--- Information shown ---

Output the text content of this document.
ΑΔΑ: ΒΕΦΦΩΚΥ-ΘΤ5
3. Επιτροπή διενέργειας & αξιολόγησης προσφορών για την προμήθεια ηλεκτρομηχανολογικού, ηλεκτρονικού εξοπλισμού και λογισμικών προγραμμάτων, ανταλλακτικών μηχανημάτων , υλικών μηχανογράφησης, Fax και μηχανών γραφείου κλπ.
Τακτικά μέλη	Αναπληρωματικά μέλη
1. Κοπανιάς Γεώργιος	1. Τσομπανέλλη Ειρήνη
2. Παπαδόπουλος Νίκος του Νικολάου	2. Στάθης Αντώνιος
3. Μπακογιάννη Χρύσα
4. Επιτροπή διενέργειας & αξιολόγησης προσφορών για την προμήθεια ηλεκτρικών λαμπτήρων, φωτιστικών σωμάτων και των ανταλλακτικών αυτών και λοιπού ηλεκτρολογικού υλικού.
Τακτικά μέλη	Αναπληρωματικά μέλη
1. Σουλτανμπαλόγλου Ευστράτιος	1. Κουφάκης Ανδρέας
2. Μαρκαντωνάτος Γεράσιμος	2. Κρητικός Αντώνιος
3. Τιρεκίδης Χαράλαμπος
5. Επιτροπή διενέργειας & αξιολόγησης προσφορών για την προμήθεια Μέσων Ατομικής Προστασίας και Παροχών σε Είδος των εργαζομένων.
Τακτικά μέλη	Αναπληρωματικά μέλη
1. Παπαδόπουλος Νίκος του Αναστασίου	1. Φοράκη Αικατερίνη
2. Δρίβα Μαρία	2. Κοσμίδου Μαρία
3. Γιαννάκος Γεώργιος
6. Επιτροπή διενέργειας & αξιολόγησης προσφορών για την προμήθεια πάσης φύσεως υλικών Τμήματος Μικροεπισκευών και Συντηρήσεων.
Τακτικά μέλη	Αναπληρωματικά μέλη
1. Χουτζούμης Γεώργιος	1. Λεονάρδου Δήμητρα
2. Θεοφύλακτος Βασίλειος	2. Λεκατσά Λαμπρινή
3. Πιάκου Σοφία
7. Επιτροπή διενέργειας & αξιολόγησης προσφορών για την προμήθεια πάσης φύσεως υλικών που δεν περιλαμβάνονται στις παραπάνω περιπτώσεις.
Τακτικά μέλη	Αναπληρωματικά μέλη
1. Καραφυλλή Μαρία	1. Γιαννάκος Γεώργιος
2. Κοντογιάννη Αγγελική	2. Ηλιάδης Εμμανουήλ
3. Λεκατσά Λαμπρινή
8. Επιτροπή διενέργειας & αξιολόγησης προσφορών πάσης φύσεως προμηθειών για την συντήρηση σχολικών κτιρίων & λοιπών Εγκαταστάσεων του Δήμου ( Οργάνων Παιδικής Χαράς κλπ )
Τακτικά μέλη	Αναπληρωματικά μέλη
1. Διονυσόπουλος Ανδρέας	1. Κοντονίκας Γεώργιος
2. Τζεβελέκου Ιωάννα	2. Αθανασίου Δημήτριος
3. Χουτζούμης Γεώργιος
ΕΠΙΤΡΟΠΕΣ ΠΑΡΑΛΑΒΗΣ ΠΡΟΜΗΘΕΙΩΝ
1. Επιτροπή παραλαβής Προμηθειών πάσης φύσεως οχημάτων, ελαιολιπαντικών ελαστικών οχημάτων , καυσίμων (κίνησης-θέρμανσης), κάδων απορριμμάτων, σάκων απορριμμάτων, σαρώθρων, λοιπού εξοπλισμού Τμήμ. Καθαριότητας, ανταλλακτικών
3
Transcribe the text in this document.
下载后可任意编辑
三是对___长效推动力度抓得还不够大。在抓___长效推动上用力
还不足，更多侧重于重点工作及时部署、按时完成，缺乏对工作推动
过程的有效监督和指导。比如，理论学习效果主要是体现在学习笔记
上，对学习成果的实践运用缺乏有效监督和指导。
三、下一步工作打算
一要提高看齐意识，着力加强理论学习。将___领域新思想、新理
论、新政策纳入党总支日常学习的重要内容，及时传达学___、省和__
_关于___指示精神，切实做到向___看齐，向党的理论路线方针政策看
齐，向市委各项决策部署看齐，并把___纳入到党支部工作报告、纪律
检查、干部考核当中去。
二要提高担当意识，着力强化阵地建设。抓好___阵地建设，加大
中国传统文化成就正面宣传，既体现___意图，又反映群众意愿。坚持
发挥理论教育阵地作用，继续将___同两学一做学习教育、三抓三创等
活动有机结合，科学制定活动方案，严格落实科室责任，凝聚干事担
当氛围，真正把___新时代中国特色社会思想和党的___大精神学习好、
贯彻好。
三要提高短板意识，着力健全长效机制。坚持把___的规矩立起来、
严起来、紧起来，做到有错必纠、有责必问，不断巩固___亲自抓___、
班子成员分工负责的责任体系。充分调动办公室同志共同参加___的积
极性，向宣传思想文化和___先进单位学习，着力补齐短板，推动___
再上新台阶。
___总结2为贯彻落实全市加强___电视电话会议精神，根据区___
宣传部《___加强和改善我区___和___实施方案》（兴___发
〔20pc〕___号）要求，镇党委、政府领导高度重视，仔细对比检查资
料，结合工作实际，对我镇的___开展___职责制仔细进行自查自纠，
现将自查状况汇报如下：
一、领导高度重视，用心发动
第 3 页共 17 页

---

Written instruction » Where a line above includes "φύσεως", copy that line.

Finished task »
6. Επιτροπή διενέργειας & αξιολόγησης προσφορών για την προμήθεια πάσης φύσεως υλικών Τμήματος Μικροεπισκευών και Συντηρήσεων.
7. Επιτροπή διενέργειας & αξιολόγησης προσφορών για την προμήθεια πάσης φύσεως υλικών που δεν περιλαμβάνονται στις παραπάνω περιπτώσεις.
8. Επιτροπή διενέργειας & αξιολόγησης προσφορών πάσης φύσεως προμηθειών για την συντήρηση σχολικών κτιρίων & λοιπών Εγκαταστάσεων του Δήμου ( Οργάνων Παιδικής Χαράς κλπ )
1. Επιτροπή παραλαβής Προμηθειών πάσης φύσεως οχημάτων, ελαιολιπαντικών ελαστικών οχημάτων , καυσίμων (κίνησης-θέρμανσης), κάδων απορριμμάτων, σάκων απορριμμάτων, σαρώθρων, λοιπού εξοπλισμού Τμήμ. Καθαριότητας, ανταλλακτικών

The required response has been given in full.